#### Collected data entries
- - - - -

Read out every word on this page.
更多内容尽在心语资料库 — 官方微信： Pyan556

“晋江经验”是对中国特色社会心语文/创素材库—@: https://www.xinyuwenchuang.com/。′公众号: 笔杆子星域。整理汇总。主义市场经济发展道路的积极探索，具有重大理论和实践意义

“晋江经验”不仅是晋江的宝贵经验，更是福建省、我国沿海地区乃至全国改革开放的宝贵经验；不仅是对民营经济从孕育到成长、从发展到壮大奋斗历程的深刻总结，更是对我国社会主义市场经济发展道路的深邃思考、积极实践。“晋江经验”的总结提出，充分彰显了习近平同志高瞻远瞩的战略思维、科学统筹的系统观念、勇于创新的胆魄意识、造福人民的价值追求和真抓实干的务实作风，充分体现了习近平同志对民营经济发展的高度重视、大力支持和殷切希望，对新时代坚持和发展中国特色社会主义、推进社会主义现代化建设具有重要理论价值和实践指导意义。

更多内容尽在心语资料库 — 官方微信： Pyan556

- - - - -

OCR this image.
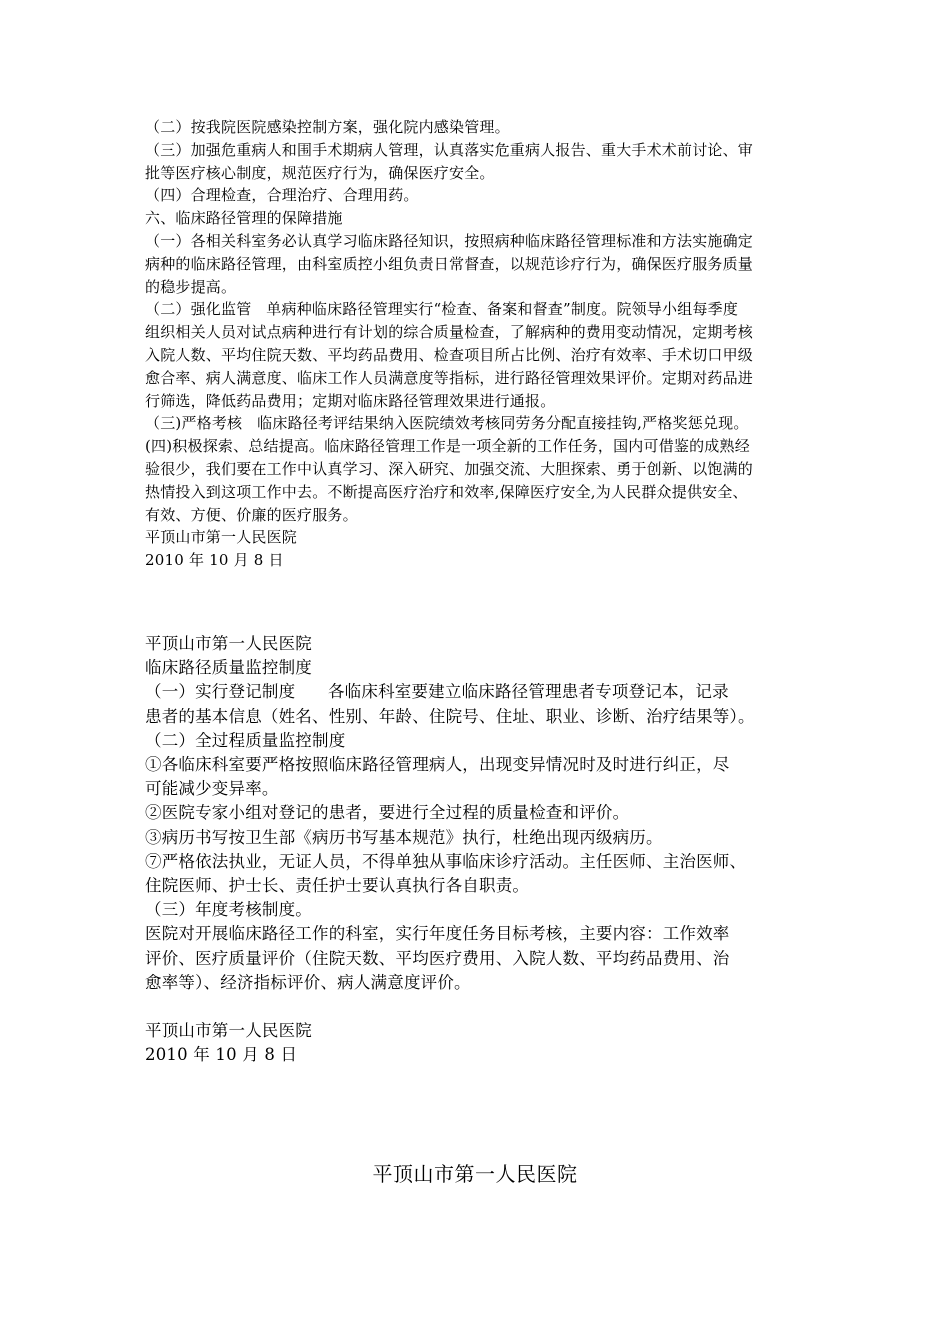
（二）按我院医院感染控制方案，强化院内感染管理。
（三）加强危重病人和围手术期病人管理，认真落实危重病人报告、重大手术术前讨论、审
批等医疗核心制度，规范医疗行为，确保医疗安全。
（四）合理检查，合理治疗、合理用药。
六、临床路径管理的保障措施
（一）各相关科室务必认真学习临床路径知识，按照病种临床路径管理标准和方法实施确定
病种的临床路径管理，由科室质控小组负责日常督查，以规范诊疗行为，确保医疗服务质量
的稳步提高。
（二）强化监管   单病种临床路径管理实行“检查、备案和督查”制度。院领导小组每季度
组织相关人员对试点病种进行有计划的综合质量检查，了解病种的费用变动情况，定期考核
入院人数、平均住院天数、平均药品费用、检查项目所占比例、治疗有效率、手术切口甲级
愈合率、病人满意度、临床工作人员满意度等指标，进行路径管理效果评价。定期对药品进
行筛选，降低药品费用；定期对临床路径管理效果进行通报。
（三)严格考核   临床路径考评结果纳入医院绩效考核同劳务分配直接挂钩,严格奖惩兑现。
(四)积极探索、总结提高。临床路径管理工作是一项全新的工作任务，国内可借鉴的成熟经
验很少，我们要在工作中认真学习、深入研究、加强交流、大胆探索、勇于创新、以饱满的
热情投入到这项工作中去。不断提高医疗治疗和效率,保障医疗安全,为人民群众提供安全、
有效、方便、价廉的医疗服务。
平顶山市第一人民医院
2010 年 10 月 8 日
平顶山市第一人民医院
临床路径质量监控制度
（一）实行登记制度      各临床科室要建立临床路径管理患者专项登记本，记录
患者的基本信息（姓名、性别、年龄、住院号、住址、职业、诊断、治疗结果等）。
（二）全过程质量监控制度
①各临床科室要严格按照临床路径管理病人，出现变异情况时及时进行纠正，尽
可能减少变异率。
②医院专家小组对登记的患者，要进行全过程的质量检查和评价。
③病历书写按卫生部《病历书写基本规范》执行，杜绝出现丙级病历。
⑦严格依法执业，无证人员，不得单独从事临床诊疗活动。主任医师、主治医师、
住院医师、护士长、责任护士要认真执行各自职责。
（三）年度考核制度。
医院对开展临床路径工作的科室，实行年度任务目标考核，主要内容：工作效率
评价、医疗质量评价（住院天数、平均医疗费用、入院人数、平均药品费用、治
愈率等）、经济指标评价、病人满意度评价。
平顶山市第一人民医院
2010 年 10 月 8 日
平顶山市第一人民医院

- - - - -

#### Exercise details
How many lines of these entries contain "晋江经验"? Answer with the number and nothing else.

#### Reply
2